Extracts from a graphics dataset:
========================================

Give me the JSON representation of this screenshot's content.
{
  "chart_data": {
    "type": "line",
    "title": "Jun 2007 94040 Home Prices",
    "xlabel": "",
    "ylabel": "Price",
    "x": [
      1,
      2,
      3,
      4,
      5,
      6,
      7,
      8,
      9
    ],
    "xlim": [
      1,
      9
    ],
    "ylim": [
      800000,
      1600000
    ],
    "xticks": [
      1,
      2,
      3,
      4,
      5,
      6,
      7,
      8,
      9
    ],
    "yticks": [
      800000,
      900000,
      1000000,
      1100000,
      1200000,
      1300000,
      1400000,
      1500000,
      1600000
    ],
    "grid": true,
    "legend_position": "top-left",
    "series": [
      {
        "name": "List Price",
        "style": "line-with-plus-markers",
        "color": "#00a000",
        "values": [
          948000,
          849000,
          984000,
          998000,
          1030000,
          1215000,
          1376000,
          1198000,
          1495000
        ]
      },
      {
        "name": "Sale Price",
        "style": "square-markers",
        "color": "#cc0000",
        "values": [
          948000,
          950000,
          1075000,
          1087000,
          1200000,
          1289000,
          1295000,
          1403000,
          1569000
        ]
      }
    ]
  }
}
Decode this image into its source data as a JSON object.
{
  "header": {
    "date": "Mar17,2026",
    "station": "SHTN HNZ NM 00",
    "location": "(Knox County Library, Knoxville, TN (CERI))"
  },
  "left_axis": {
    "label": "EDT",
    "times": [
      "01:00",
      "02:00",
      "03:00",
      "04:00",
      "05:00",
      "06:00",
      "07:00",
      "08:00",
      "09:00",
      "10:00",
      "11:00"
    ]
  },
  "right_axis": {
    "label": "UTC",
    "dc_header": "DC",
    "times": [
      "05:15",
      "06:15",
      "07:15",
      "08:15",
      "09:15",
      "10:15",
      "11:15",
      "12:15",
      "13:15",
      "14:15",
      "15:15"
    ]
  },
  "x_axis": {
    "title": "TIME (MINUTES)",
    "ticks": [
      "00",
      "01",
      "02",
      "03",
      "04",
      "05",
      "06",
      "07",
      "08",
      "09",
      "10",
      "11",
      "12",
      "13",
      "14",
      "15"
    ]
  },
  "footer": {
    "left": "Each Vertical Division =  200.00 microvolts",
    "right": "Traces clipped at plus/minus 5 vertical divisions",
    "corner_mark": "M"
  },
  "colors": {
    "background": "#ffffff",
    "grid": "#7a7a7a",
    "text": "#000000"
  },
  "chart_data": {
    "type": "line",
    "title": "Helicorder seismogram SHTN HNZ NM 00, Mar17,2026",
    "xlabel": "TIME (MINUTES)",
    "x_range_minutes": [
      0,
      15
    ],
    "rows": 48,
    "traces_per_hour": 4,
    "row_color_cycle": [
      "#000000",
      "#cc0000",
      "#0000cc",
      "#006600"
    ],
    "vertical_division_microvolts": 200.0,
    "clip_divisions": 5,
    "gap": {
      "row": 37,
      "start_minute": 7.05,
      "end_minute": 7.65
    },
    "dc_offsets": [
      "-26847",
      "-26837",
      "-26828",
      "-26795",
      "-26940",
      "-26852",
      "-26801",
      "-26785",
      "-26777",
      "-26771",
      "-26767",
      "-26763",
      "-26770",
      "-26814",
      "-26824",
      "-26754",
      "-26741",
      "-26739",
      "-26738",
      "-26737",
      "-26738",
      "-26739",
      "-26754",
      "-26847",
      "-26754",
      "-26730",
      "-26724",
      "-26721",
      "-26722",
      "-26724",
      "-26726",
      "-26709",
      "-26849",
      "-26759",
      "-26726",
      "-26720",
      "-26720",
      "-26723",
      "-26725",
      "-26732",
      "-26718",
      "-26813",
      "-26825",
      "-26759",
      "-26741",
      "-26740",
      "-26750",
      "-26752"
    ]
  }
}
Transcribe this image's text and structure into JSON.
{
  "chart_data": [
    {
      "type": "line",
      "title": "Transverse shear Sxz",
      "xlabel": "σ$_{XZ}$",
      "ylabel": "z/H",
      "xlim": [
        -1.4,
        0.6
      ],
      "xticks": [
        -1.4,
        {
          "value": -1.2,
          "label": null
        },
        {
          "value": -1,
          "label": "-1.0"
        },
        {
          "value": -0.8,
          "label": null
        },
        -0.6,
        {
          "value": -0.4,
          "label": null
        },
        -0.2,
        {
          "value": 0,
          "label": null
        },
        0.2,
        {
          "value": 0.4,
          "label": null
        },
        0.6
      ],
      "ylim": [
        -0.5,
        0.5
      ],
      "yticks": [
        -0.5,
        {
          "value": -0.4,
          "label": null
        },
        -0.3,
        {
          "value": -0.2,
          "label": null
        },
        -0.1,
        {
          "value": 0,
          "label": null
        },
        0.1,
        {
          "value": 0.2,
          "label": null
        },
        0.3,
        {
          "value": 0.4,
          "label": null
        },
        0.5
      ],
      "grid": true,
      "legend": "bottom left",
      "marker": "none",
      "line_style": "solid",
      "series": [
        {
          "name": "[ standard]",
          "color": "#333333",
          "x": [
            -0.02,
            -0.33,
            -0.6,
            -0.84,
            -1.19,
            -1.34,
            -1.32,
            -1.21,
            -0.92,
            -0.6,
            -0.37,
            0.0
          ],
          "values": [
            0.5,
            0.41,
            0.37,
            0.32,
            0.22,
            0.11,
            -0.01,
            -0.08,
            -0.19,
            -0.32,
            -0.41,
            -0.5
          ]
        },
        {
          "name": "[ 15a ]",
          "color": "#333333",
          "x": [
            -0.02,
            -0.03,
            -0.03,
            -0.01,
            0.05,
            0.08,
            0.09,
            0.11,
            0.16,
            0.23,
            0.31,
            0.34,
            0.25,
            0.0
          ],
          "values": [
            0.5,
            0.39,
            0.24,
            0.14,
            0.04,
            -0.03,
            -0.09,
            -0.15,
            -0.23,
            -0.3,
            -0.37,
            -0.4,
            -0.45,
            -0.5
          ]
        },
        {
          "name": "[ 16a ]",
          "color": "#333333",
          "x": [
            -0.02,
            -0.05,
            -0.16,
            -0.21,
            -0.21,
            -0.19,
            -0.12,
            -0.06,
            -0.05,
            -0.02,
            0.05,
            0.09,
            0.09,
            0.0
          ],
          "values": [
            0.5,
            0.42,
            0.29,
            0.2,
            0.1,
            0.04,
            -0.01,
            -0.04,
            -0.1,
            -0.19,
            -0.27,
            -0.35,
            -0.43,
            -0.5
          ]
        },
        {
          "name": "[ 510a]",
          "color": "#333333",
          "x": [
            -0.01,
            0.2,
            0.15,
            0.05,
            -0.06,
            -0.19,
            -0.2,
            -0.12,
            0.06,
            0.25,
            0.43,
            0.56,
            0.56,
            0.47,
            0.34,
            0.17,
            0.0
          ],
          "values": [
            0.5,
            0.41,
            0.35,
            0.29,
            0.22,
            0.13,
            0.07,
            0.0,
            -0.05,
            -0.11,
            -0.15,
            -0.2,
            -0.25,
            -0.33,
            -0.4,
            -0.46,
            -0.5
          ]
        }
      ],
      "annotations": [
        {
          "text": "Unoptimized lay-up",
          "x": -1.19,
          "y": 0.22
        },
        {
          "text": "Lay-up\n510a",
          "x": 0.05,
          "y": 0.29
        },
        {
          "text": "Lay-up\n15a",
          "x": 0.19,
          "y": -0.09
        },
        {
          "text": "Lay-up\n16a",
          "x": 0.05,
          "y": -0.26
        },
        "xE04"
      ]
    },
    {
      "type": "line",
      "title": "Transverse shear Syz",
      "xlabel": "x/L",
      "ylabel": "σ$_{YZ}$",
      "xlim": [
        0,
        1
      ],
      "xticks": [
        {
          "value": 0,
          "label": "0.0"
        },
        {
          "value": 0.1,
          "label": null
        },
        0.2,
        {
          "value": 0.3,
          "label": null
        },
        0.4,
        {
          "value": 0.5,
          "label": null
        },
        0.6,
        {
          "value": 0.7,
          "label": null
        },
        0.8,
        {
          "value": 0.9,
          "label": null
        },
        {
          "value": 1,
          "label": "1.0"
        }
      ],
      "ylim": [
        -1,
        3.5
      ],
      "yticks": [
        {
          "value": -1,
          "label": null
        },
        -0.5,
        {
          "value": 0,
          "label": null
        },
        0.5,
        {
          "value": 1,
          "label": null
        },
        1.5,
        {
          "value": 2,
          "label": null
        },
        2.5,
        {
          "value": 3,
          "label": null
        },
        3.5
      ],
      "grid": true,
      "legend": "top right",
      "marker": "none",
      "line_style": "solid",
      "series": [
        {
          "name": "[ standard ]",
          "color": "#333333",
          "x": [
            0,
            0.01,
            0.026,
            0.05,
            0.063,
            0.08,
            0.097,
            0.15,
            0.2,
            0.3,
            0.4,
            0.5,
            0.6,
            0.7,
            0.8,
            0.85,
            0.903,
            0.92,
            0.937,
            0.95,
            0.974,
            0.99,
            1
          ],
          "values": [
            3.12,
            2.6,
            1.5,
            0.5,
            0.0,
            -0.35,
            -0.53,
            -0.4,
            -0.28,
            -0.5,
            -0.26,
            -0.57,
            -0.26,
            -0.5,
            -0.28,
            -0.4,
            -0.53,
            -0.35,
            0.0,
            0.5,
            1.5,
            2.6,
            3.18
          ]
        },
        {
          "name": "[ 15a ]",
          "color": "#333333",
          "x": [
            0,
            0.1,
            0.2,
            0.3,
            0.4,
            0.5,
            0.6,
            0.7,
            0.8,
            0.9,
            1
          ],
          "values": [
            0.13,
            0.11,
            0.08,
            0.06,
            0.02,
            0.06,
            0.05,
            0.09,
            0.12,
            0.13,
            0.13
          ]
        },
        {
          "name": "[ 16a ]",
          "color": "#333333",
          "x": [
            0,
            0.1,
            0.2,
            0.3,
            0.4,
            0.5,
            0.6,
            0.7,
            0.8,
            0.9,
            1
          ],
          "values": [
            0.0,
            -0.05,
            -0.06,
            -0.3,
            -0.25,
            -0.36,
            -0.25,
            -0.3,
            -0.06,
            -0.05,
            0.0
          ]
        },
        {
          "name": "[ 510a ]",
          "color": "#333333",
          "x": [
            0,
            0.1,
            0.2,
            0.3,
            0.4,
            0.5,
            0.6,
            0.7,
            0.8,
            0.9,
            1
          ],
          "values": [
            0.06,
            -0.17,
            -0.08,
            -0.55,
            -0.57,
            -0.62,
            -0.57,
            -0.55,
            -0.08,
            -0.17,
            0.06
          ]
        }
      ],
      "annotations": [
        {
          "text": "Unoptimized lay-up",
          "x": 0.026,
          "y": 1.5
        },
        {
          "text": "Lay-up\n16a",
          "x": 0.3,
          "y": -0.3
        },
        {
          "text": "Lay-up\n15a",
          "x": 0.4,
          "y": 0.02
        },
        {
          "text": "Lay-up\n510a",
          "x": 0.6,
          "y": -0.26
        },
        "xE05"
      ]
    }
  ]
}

========================================

__What you have to do__.
Where does the word "grid" appear? Return each line that holds it.

__Complete output__.
    "grid": true,
    "grid": "#7a7a7a",
      "grid": true,
      "grid": true,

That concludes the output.